>> Begin Input records

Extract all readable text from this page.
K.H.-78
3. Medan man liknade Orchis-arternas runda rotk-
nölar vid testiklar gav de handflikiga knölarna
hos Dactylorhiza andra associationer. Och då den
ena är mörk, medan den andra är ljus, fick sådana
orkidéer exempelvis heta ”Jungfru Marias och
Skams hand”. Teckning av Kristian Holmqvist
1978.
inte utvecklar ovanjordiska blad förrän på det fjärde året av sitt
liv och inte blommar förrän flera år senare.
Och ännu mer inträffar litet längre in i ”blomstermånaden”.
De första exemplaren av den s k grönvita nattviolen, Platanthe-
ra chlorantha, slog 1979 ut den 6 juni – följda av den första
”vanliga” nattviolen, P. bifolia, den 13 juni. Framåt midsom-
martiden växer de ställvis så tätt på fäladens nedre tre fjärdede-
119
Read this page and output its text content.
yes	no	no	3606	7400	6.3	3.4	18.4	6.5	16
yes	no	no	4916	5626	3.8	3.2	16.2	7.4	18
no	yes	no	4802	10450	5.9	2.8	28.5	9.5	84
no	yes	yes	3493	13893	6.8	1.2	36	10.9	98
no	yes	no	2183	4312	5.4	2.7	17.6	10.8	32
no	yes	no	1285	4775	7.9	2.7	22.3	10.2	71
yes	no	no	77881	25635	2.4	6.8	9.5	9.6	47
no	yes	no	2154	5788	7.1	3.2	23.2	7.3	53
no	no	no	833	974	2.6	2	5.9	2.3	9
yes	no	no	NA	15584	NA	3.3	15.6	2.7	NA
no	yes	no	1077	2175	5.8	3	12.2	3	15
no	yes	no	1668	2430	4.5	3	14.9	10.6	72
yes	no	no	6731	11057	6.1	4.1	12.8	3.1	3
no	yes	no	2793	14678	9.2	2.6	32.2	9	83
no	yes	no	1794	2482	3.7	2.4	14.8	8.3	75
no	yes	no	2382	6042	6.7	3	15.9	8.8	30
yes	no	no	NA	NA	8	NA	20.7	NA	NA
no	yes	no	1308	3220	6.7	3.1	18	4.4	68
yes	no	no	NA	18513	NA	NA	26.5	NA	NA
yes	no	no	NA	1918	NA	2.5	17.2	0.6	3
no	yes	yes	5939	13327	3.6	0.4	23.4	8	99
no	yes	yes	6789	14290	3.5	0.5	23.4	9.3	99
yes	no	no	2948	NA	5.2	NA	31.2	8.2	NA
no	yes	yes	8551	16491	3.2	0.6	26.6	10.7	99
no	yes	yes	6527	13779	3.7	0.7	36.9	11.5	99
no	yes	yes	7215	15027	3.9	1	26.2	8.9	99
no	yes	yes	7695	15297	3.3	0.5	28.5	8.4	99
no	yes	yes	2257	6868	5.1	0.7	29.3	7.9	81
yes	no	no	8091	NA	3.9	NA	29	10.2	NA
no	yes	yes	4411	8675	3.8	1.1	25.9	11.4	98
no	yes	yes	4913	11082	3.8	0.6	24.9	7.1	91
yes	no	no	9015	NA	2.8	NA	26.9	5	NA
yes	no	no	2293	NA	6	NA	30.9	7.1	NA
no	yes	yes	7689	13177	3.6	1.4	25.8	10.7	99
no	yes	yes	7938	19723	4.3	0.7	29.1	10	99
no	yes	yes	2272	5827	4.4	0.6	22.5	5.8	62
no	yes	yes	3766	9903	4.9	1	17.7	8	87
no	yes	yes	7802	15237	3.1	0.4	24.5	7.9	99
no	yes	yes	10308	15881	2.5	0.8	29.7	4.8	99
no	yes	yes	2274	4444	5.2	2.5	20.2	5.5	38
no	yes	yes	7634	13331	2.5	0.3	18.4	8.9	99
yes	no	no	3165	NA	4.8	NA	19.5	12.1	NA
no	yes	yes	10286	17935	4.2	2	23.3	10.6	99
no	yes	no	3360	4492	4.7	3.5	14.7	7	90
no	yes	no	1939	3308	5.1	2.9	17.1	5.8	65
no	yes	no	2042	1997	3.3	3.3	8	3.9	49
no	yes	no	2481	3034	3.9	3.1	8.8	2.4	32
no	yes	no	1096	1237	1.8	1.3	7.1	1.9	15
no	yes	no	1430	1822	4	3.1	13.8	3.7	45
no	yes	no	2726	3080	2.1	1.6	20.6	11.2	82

>> End Input records

* **Instructions to follow**:
Scan the material above for the string "första" and return the lines that hold it.

* **Output for this exercise**:
De första exemplaren av den s k grönvita nattviolen, Platanthe-
ra chlorantha, slog 1979 ut den 6 juni – följda av den första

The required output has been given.